Do this:
Quote every line of the material beneath this one.

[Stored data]
▬▬▬▬▬▬

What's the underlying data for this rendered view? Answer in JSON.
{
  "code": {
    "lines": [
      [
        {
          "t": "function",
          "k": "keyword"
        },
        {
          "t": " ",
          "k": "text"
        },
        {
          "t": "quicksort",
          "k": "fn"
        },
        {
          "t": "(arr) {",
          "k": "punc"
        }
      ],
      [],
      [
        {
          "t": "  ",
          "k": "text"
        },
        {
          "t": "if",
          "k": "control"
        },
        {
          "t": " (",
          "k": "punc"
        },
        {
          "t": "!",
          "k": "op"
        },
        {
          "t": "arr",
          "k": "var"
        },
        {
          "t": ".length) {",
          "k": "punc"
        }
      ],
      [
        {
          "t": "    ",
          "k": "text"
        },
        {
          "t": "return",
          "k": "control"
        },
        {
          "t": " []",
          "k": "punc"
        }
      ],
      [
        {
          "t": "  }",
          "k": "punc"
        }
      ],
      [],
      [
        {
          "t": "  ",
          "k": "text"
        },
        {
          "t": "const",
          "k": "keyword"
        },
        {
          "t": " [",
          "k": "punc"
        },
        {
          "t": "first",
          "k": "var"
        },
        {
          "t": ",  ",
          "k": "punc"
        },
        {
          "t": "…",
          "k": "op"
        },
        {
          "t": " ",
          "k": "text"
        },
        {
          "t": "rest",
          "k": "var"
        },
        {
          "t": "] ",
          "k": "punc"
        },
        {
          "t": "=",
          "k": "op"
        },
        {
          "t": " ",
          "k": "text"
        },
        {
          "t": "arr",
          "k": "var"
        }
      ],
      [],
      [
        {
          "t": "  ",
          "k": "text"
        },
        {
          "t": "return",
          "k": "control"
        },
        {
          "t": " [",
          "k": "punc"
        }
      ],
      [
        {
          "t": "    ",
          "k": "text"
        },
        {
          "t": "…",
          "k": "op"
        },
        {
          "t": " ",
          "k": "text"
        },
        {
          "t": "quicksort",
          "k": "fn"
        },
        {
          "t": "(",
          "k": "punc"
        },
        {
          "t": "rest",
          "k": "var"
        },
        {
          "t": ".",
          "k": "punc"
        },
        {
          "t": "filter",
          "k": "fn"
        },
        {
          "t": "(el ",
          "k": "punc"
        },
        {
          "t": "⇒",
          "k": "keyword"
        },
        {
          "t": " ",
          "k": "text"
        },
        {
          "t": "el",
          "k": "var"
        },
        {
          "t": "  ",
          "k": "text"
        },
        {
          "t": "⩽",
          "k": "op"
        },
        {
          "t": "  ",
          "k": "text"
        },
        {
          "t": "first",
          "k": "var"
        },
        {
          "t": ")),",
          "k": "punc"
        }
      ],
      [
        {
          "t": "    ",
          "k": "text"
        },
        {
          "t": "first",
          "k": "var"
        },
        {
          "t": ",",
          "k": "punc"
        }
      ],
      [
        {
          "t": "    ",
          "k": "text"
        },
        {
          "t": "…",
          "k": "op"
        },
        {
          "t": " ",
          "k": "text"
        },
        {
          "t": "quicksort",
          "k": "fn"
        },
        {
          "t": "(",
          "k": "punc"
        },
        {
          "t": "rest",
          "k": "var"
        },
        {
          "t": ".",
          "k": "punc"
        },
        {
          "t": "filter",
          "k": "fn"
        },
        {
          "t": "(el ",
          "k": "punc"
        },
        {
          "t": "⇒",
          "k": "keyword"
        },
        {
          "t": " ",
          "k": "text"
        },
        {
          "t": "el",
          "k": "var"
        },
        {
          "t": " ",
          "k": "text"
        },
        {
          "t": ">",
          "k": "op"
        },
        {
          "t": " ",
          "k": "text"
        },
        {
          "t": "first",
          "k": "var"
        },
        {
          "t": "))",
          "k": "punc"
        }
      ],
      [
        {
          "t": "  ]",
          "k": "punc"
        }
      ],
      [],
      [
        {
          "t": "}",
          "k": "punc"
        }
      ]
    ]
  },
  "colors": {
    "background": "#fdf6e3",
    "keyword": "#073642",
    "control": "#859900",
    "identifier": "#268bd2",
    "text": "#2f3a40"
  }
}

▬▬▬▬▬▬

Exercise result:
What's the underlying data for this rendered view? Answer in JSON.
{
  "code": {
    "lines": [
      [
        {
          "t": "function",
          "k": "keyword"
        },
        {
          "t": " ",
          "k": "text"
        },
        {
          "t": "quicksort",
          "k": "fn"
        },
        {
          "t": "(arr) {",
          "k": "punc"
        }
      ],
      [],
      [
        {
          "t": "  ",
          "k": "text"
        },
        {
          "t": "if",
          "k": "control"
        },
        {
          "t": " (",
          "k": "punc"
        },
        {
          "t": "!",
          "k": "op"
        },
        {
          "t": "arr",
          "k": "var"
        },
        {
          "t": ".length) {",
          "k": "punc"
        }
      ],
      [
        {
          "t": "    ",
          "k": "text"
        },
        {
          "t": "return",
          "k": "control"
        },
        {
          "t": " []",
          "k": "punc"
        }
      ],
      [
        {
          "t": "  }",
          "k": "punc"
        }
      ],
      [],
      [
        {
          "t": "  ",
          "k": "text"
        },
        {
          "t": "const",
          "k": "keyword"
        },
        {
          "t": " [",
          "k": "punc"
        },
        {
          "t": "first",
          "k": "var"
        },
        {
          "t": ",  ",
          "k": "punc"
        },
        {
          "t": "…",
          "k": "op"
        },
        {
          "t": " ",
          "k": "text"
        },
        {
          "t": "rest",
          "k": "var"
        },
        {
          "t": "] ",
          "k": "punc"
        },
        {
          "t": "=",
          "k": "op"
        },
        {
          "t": " ",
          "k": "text"
        },
        {
          "t": "arr",
          "k": "var"
        }
      ],
      [],
      [
        {
          "t": "  ",
          "k": "text"
        },
        {
          "t": "return",
          "k": "control"
        },
        {
          "t": " [",
          "k": "punc"
        }
      ],
      [
        {
          "t": "    ",
          "k": "text"
        },
        {
          "t": "…",
          "k": "op"
        },
        {
          "t": " ",
          "k": "text"
        },
        {
          "t": "quicksort",
          "k": "fn"
        },
        {
          "t": "(",
          "k": "punc"
        },
        {
          "t": "rest",
          "k": "var"
        },
        {
          "t": ".",
          "k": "punc"
        },
        {
          "t": "filter",
          "k": "fn"
        },
        {
          "t": "(el ",
          "k": "punc"
        },
        {
          "t": "⇒",
          "k": "keyword"
        },
        {
          "t": " ",
          "k": "text"
        },
        {
          "t": "el",
          "k": "var"
        },
        {
          "t": "  ",
          "k": "text"
        },
        {
          "t": "⩽",
          "k": "op"
        },
        {
          "t": "  ",
          "k": "text"
        },
        {
          "t": "first",
          "k": "var"
        },
        {
          "t": ")),",
          "k": "punc"
        }
      ],
      [
        {
          "t": "    ",
          "k": "text"
        },
        {
          "t": "first",
          "k": "var"
        },
        {
          "t": ",",
          "k": "punc"
        }
      ],
      [
        {
          "t": "    ",
          "k": "text"
        },
        {
          "t": "…",
          "k": "op"
        },
        {
          "t": " ",
          "k": "text"
        },
        {
          "t": "quicksort",
          "k": "fn"
        },
        {
          "t": "(",
          "k": "punc"
        },
        {
          "t": "rest",
          "k": "var"
        },
        {
          "t": ".",
          "k": "punc"
        },
        {
          "t": "filter",
          "k": "fn"
        },
        {
          "t": "(el ",
          "k": "punc"
        },
        {
          "t": "⇒",
          "k": "keyword"
        },
        {
          "t": " ",
          "k": "text"
        },
        {
          "t": "el",
          "k": "var"
        },
        {
          "t": " ",
          "k": "text"
        },
        {
          "t": ">",
          "k": "op"
        },
        {
          "t": " ",
          "k": "text"
        },
        {
          "t": "first",
          "k": "var"
        },
        {
          "t": "))",
          "k": "punc"
        }
      ],
      [
        {
          "t": "  ]",
          "k": "punc"
        }
      ],
      [],
      [
        {
          "t": "}",
          "k": "punc"
        }
      ]
    ]
  },
  "colors": {
    "background": "#fdf6e3",
    "keyword": "#073642",
    "control": "#859900",
    "identifier": "#268bd2",
    "text": "#2f3a40"
  }
}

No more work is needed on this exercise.